--- BEGIN SUPPLIED MATERIAL ---

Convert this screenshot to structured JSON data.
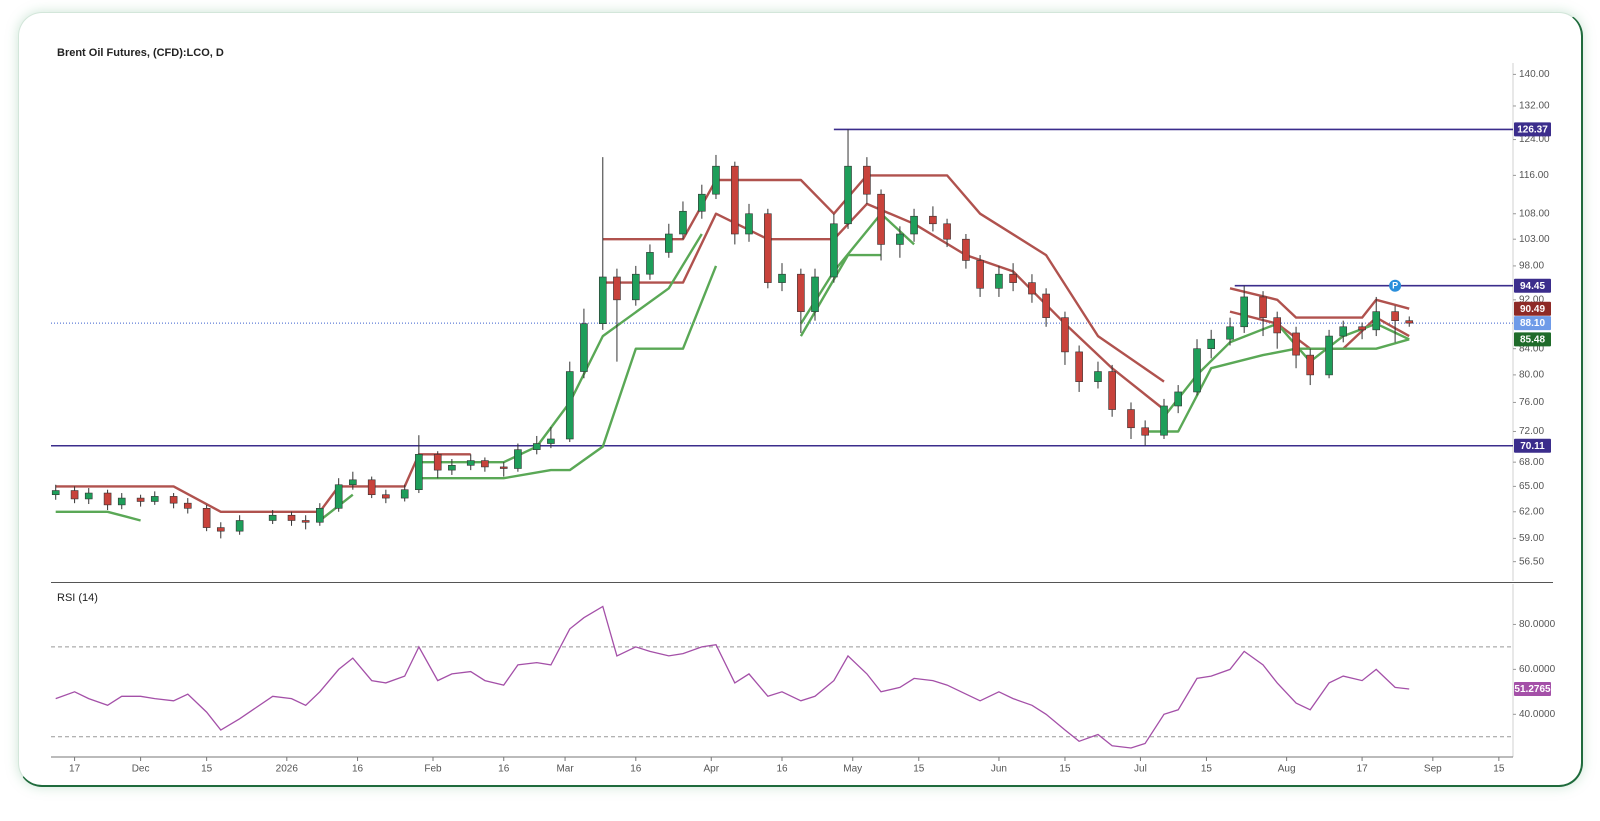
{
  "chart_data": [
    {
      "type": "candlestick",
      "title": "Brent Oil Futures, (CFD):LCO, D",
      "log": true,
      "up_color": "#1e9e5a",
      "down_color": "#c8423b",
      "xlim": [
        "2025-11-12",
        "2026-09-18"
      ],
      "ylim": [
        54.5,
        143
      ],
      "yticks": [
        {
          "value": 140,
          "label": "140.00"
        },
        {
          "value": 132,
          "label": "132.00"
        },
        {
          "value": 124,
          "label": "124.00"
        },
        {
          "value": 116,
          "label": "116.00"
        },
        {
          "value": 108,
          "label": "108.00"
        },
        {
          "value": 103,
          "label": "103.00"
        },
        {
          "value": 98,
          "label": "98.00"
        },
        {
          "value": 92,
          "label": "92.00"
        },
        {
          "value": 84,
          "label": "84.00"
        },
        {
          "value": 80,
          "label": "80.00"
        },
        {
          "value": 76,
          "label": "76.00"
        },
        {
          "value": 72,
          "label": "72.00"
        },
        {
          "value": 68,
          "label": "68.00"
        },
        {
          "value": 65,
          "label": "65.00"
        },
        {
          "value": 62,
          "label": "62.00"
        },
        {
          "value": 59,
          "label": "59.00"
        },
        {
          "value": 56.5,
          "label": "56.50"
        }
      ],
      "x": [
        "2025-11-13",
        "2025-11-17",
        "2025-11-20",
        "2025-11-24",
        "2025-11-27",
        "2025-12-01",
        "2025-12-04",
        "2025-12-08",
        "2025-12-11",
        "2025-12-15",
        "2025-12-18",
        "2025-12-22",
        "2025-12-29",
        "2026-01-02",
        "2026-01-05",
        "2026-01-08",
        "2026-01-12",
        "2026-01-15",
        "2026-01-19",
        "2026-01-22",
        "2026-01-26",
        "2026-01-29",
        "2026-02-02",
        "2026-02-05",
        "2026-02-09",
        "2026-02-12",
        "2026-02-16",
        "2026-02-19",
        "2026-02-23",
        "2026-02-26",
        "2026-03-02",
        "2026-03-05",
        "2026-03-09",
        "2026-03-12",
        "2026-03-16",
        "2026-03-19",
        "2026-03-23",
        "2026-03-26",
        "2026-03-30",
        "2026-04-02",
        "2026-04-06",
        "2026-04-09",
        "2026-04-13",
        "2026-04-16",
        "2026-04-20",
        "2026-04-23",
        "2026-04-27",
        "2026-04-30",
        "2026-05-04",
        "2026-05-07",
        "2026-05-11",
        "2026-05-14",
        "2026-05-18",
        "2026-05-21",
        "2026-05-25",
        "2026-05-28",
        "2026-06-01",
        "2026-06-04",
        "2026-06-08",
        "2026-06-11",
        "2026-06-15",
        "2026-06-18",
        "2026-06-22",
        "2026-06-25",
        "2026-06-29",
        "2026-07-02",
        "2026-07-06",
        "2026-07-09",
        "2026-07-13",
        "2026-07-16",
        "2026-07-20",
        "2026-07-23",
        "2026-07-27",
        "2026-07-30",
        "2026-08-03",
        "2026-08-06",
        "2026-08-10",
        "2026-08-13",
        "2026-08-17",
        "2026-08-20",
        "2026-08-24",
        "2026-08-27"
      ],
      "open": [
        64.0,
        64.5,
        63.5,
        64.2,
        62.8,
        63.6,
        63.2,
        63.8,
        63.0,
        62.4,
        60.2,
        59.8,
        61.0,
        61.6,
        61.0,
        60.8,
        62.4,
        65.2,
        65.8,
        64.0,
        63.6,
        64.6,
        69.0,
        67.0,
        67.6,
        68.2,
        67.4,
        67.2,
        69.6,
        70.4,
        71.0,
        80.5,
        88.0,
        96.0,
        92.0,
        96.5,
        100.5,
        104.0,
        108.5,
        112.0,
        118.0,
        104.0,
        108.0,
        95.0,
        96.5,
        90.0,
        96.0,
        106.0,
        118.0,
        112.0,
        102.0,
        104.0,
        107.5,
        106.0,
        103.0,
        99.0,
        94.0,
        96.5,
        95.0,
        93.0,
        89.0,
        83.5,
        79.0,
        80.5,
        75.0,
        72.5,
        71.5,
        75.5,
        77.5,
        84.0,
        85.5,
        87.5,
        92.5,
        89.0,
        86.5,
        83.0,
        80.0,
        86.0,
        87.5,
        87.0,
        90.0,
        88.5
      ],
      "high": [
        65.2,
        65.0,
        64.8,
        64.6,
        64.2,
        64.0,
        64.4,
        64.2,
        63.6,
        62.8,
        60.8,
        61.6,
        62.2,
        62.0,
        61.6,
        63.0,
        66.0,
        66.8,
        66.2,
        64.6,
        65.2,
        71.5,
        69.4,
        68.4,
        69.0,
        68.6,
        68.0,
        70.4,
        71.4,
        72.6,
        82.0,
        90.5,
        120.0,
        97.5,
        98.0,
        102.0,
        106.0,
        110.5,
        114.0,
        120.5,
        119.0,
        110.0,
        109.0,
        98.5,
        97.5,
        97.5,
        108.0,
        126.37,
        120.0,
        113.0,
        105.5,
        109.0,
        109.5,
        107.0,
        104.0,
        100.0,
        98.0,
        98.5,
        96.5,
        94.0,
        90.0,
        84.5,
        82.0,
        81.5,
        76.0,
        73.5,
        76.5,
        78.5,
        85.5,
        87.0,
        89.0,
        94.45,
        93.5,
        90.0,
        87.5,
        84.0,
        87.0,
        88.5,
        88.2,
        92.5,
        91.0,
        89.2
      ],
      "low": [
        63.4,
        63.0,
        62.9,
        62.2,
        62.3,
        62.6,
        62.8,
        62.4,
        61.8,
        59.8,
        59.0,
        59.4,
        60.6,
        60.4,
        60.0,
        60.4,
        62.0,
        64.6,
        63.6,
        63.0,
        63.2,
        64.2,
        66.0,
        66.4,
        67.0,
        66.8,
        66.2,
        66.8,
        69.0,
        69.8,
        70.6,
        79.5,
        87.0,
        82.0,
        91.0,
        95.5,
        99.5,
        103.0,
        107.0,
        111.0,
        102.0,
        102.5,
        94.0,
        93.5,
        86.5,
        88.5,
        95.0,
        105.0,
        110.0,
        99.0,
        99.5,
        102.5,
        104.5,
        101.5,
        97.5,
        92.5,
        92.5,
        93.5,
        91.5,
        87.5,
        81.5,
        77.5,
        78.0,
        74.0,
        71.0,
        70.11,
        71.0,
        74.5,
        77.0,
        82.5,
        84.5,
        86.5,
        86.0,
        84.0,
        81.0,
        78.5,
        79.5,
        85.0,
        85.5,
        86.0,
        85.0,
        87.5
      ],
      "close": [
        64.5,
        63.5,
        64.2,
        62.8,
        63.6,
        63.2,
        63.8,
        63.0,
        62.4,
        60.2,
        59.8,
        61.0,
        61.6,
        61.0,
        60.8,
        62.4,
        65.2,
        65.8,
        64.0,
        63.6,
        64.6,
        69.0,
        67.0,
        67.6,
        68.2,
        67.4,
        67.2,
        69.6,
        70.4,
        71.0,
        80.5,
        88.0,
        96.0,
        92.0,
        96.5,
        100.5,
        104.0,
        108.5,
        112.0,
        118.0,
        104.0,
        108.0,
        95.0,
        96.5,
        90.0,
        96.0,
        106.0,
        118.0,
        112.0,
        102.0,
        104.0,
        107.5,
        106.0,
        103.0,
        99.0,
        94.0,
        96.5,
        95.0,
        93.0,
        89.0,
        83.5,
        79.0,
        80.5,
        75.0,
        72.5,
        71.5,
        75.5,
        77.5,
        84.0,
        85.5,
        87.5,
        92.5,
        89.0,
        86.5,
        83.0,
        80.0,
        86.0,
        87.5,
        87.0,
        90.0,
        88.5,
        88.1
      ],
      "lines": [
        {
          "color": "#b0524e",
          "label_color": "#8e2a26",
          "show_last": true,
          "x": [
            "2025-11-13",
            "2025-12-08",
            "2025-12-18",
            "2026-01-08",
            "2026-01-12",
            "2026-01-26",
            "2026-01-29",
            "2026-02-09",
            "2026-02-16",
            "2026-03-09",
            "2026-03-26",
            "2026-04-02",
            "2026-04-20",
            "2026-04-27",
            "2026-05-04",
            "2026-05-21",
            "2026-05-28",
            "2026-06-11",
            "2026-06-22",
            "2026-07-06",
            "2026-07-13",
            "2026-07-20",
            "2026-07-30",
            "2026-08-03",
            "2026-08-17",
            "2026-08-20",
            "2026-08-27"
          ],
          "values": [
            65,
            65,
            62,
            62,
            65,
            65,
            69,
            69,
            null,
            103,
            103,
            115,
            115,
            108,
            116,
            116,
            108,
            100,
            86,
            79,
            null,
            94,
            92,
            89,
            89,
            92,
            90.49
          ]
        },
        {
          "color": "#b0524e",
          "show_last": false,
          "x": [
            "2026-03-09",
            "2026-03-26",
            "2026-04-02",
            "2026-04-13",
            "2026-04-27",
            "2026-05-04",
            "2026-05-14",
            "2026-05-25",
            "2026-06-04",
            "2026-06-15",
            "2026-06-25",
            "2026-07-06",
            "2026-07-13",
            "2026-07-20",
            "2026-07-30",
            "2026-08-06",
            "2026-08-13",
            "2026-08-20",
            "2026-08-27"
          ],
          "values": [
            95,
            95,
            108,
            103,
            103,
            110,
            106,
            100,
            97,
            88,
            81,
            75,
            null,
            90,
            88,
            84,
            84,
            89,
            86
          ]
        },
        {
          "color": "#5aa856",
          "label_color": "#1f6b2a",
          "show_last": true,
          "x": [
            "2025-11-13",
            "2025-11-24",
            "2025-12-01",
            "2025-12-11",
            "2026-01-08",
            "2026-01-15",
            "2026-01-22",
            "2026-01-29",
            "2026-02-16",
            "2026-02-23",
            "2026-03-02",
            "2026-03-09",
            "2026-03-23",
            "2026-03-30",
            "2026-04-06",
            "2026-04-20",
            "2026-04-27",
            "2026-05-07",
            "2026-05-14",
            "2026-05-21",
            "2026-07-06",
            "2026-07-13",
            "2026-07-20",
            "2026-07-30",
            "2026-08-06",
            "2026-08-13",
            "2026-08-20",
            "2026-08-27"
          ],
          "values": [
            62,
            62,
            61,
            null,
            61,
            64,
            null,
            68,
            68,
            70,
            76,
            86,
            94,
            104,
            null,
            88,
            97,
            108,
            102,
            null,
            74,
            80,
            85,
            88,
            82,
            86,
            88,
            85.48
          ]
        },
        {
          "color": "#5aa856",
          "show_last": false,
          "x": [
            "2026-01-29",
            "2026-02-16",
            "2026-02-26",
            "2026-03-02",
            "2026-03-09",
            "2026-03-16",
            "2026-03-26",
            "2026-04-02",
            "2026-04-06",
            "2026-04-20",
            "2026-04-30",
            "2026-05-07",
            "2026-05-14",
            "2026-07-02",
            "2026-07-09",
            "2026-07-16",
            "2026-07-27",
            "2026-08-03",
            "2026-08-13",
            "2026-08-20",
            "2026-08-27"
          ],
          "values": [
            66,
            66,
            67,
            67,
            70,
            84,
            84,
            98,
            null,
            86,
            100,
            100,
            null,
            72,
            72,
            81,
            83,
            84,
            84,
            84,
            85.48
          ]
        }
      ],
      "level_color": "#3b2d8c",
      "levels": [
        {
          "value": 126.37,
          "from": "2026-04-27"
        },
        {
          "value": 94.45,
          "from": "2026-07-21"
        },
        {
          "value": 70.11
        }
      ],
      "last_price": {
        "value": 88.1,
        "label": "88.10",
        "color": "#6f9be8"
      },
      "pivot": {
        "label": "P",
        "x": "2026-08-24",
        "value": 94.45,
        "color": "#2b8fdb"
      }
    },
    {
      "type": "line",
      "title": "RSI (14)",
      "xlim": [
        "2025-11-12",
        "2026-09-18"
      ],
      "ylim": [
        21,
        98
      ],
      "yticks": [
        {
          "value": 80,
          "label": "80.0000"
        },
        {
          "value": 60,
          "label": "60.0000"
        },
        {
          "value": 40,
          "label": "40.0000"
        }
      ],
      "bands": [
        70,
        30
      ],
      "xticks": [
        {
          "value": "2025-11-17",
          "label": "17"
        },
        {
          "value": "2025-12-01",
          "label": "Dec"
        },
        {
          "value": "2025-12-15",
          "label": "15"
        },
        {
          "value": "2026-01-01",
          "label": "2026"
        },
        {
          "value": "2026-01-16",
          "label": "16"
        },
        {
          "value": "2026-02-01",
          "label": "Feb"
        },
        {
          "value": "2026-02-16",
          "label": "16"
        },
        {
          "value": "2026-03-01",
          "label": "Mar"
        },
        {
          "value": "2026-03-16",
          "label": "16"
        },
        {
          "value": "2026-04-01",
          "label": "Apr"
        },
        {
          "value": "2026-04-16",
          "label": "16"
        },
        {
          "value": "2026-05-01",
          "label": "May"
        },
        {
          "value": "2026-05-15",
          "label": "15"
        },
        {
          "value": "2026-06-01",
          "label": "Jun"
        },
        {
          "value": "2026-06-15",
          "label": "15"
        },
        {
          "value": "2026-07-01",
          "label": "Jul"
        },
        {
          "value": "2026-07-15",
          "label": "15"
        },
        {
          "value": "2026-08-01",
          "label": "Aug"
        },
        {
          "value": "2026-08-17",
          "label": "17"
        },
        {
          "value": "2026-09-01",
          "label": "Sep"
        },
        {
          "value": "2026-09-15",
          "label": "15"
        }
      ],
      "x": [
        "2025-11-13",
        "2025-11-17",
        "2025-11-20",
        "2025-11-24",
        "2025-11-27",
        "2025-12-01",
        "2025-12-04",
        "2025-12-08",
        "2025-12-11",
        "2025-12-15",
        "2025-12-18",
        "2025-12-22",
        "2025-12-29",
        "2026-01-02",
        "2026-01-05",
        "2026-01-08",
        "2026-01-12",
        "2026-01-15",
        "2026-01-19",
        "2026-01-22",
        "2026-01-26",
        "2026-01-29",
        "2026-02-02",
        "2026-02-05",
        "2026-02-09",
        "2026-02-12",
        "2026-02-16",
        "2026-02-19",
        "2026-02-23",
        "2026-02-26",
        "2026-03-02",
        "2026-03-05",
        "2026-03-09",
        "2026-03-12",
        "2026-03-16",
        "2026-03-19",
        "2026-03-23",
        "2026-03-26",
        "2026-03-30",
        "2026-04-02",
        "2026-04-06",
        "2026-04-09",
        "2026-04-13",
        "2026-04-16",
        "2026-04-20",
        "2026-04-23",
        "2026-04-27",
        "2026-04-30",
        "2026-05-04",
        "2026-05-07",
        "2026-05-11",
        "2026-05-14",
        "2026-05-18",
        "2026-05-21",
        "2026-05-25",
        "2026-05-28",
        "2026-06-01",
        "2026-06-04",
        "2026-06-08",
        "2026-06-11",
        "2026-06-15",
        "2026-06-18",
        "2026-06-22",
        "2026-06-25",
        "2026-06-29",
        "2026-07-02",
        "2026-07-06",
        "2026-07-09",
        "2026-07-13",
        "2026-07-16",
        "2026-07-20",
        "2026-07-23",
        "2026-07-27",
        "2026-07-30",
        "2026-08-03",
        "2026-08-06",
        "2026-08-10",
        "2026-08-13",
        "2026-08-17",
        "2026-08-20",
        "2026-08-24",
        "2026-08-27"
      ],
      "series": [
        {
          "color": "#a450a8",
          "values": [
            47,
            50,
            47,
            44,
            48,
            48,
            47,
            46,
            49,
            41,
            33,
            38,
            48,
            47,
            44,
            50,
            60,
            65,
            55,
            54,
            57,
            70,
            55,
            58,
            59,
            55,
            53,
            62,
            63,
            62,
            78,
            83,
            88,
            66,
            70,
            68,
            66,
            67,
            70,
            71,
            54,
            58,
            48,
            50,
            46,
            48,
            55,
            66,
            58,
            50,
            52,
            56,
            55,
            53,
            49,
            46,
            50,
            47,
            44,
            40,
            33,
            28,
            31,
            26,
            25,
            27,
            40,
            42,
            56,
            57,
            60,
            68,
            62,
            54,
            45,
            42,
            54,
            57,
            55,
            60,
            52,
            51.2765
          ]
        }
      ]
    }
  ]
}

--- END SUPPLIED MATERIAL ---
--- BEGIN SUPPLIED MATERIAL ---

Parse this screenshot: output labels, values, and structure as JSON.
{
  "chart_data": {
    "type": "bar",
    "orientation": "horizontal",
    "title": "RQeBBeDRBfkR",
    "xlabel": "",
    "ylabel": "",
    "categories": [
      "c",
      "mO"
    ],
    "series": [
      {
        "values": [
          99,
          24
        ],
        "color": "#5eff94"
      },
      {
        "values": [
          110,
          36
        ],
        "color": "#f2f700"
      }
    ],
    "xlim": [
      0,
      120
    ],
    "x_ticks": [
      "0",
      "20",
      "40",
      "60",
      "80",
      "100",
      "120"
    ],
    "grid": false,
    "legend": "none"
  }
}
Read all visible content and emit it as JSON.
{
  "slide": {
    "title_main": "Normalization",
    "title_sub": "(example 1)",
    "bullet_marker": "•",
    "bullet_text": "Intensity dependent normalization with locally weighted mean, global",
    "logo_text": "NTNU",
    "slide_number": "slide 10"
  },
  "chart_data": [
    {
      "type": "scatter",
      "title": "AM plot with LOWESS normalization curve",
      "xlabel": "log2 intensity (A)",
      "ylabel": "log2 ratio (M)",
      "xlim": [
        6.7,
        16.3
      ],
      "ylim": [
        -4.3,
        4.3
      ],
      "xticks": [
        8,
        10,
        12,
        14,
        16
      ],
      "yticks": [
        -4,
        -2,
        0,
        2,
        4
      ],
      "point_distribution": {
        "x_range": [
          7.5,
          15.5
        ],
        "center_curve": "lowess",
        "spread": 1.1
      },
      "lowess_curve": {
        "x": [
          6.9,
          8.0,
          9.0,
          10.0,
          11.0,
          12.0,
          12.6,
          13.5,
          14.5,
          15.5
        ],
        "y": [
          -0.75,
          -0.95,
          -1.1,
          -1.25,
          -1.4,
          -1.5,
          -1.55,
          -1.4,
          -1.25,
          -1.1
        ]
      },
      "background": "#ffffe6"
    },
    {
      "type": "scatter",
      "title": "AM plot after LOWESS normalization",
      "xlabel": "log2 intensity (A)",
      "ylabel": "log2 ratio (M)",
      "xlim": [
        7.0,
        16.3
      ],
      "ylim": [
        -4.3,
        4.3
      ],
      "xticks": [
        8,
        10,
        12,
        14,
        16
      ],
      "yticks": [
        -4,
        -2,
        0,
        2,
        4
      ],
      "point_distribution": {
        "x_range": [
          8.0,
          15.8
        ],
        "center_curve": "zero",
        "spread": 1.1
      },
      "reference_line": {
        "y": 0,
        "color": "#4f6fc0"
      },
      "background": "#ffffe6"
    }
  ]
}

--- END SUPPLIED MATERIAL ---
--- BEGIN SUPPLIED MATERIAL ---

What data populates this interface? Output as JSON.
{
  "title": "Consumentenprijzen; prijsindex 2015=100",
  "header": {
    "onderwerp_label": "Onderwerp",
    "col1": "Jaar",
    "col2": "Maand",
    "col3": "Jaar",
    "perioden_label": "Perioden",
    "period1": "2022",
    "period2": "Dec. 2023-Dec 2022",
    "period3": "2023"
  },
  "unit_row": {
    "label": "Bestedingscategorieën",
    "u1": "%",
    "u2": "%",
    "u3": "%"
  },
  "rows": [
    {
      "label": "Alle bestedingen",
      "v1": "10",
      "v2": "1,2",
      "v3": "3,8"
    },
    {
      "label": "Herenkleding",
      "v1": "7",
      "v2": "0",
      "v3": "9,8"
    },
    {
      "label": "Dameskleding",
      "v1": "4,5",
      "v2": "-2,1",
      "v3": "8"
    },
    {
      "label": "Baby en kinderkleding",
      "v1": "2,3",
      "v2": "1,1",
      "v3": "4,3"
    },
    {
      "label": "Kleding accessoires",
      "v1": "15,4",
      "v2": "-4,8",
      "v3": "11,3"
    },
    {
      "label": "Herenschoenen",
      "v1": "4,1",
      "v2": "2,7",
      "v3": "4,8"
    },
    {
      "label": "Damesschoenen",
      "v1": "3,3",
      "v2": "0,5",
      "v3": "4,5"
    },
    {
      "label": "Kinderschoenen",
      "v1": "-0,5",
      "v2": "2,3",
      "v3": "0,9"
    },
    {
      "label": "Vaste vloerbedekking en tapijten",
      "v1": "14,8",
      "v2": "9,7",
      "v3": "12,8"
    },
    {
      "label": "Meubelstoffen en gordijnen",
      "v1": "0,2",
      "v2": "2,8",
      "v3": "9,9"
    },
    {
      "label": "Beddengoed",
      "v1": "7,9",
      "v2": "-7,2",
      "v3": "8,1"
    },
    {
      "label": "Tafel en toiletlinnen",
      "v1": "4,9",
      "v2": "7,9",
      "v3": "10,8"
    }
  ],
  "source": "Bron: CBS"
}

--- END SUPPLIED MATERIAL ---

» **SET EXERCISE**:
Look for the word "this" in every line of the listing and copy the lines that have it.

» **REPLY TO THE EXERCISE**:
Convert this screenshot to structured JSON data.
Parse this screenshot: output labels, values, and structure as JSON.
What data populates this interface? Output as JSON.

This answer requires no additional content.